Мы часто читаем и слышим теперь по радио об успешном продвижении на запад Кара-Кумского канала, протяженность которого превышает уже 800 километров. А ведь в 1929 году я был свидетелем того, как стихийно возникал этот грандиозный канал.

Это было в районе кишлака Кизыл-Аяк, вблизи которого проходил построенный незадолго до этого Бассага-Керкинский канал протяженностью около 60 километров. Голова этого канала находилась у пограничного кишлака Бассага, где Аму-Дарья поворачивает на север и где речная граница с Афганистаном прерывается, уходя на запад по каракумским пескам.

Каждое лето все местное население и близлежащие войсковые гарнизоны поднимались на борьбу с паводком. В связи с резким повышением уровня Аму-Дарьи напор воды в канале бывал настолько велик, что при этом всегда была угроза размыва правого или левого берега, что могло причинить огромный ущерб крестьянским дворам и хлопковым полям. Спасение канала становилось тогда задачей первейшей важности. Десятки тысяч мешков с песком выкладывались вдоль его берегов, многие сотни крестьян несли круглосуточную вахту по всей трассе.

И вот однажды, в 1929 или 1930 году, вода поднялась настолько высоко, что никакие мешки с песком не могли ее сдержать. Уже только сантиметрами исчислялось расстояние между зеркалом воды и верхней точкой берега. Катастрофа казалась неизбежной: еще миг, и масса воды ринется на беззащитные населенные пункты, смоет посевы, лишит людей крова и хлеба. [36]

Но вода сама нашла себе иной выход. В районе кишлака Кизыл-Аяк, прорвав левый берег канала, она устремилась в сторону каракумских песков, не причинив никакого ущерба.

Позднее установили, что путь, по которому пошла избыточная вода, был старым руслом Аму-Дарьи; именно в этой местности, у современного кишлака Кизыл-Аяк, несколько тысяч лет назад произошел поворот могучей среднеазиатской реки на северо-запад, и она стала впадать не в Каспийское, а в Аральское море.

Кто из наблюдавших прорыв водой левого берега Бассага-Керкинского канала мог подумать, что на наших глазах совершается природное чудо: воды Аму-Дарьи вновь устремились в сторону Каспийского моря по своему древнему руслу!

Записи ограничивающих рамок
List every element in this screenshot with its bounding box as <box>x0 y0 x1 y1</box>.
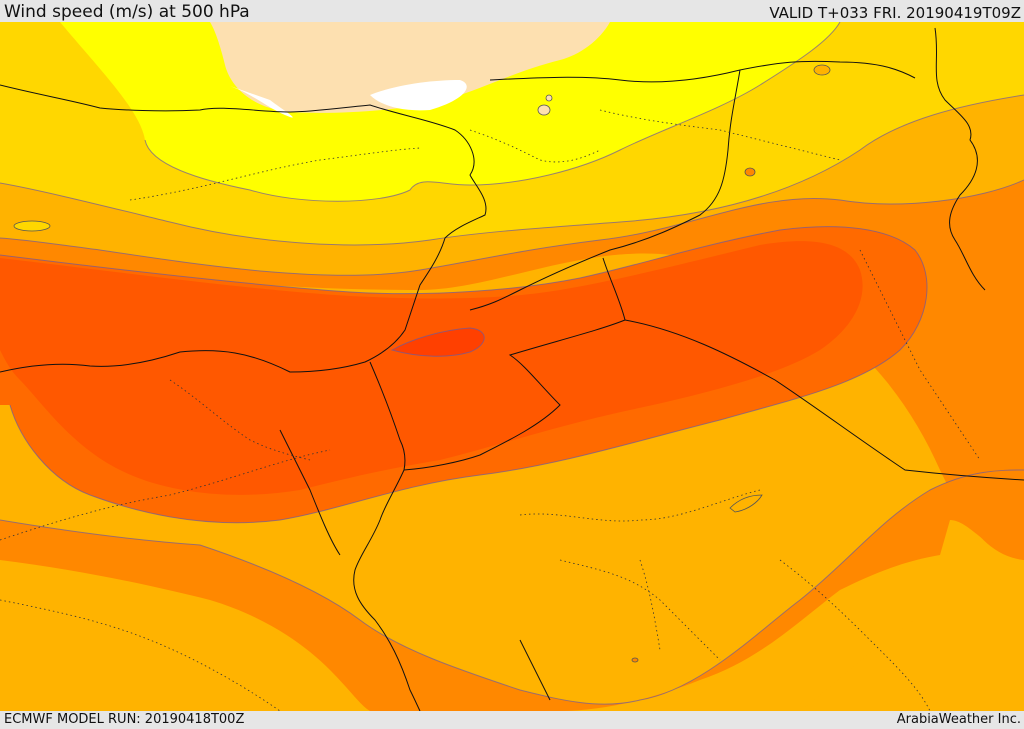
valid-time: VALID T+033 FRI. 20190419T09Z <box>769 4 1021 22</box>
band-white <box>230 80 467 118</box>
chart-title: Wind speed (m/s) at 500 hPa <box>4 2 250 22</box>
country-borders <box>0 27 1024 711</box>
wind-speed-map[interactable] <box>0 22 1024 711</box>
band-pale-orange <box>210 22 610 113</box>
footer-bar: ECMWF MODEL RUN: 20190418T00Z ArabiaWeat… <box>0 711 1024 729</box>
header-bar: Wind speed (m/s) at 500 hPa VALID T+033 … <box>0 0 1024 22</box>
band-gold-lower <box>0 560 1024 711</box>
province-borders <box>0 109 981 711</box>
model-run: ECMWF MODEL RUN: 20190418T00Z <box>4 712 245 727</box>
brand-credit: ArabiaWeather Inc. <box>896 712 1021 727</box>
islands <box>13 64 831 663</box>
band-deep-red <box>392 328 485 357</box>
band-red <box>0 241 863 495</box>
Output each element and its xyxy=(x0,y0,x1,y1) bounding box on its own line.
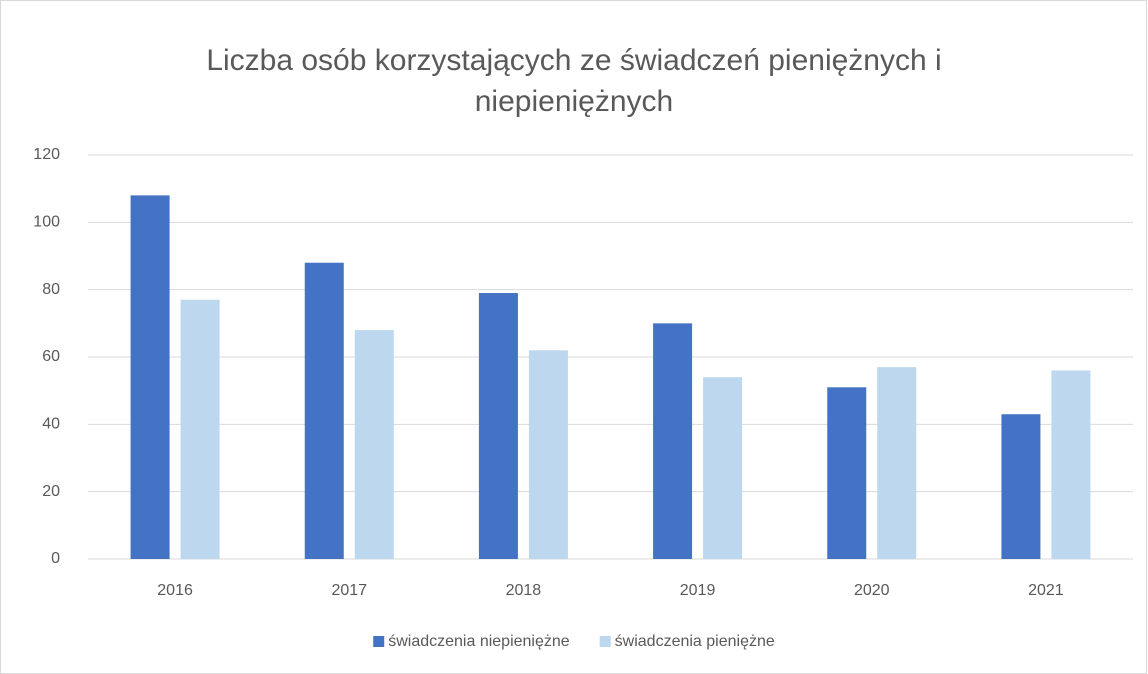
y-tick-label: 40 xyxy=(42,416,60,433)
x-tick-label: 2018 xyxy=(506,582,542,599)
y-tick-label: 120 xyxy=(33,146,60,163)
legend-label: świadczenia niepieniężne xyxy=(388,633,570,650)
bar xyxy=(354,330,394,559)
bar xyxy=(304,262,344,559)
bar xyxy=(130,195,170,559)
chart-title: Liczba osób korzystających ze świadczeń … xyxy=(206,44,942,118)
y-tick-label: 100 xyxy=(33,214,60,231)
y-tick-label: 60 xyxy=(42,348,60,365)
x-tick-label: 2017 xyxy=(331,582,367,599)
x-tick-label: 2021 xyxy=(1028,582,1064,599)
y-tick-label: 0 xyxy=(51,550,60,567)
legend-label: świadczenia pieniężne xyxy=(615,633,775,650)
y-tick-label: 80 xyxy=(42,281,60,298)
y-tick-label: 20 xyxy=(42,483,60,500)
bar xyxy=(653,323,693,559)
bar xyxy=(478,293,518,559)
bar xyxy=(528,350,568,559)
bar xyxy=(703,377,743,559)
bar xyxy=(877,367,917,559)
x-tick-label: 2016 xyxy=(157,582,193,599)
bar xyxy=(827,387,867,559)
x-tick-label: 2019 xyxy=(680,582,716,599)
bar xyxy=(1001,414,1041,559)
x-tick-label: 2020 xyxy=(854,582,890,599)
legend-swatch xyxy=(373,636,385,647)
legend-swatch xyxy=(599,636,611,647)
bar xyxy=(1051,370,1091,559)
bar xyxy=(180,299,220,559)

▶ _Задания_
1. Согласуются ли с отрывком о прорыве Бассага-Керкинского канала утверждения ниже? На каждое ответьте «да» или «нет» и дословно приведите решающие слова отрывка.
(a) Бассага-Керкинский канал имел протяженность около 60 километров.
(b) Вода прорвала правый берег канала.
(c) Прорыв причинил большой ущерб посевам.
2. Допишите продолжение отрывка о прорыве Бассага-Керкинского канала, начиная сразу после его последнего предложения.

▶ _Ответы к заданиям_
1.
(a) Да: «протяженностью около 60 километров».
(b) Нет: «прорвав левый берег канала».
(c) Нет: «не причинив никакого ущерба».

2.
Бывший тогда председателем ЦИК Туркменской ССР Айтаков проплыл на лодке по водосбросу, положившему начало знаменитому теперь Кара-Кумскому каналу, пройдя в глубь песков более 15 километров, — вот и все ... Но вода и дальше сама пробивала себе дорогу. Нередко ей приходилось встречать на своем пути большую гряду барханов, закрепленных зарослями саксаула; упершись в эту гряду, вода все выше поднималась, и тогда возникало огромное озеро, которое исчезало, как только вода прорывала барханы и устремлялась дальше на запад, чтобы вновь встретить препятствие и вновь образовать озеро.

Лишь много позже вмешались человеческий ум и руки в эту стихийную работу воды, направляя ее по наиболее благоприятному пути, чтобы миллионы кубометров драгоценной влаги не уходили зря в ненасытную толщу каракумских песков.

Из природных явлений, характерных для зоны Кара-Кумов, мне еще хорошо запомнился «афганец». Так назывались пыльные бури, надвигавшиеся обычно со стороны Афганистана.

Картина приближения «афганца» и его чудовищная сила, поднимающая на километры вверх огромные слои песка, не раз описывались в научной и художественной литературе. Я хочу лишь сказать, что многие напрасно думают, будто опасность оказаться во власти «афганца» существует только в пустыне. Слов нет, в пустыне выдержать его удары труднее, по и на пограничной заставе, как равно и в любом другом населенном пункте, «афганец» доставляет массу неприятностей.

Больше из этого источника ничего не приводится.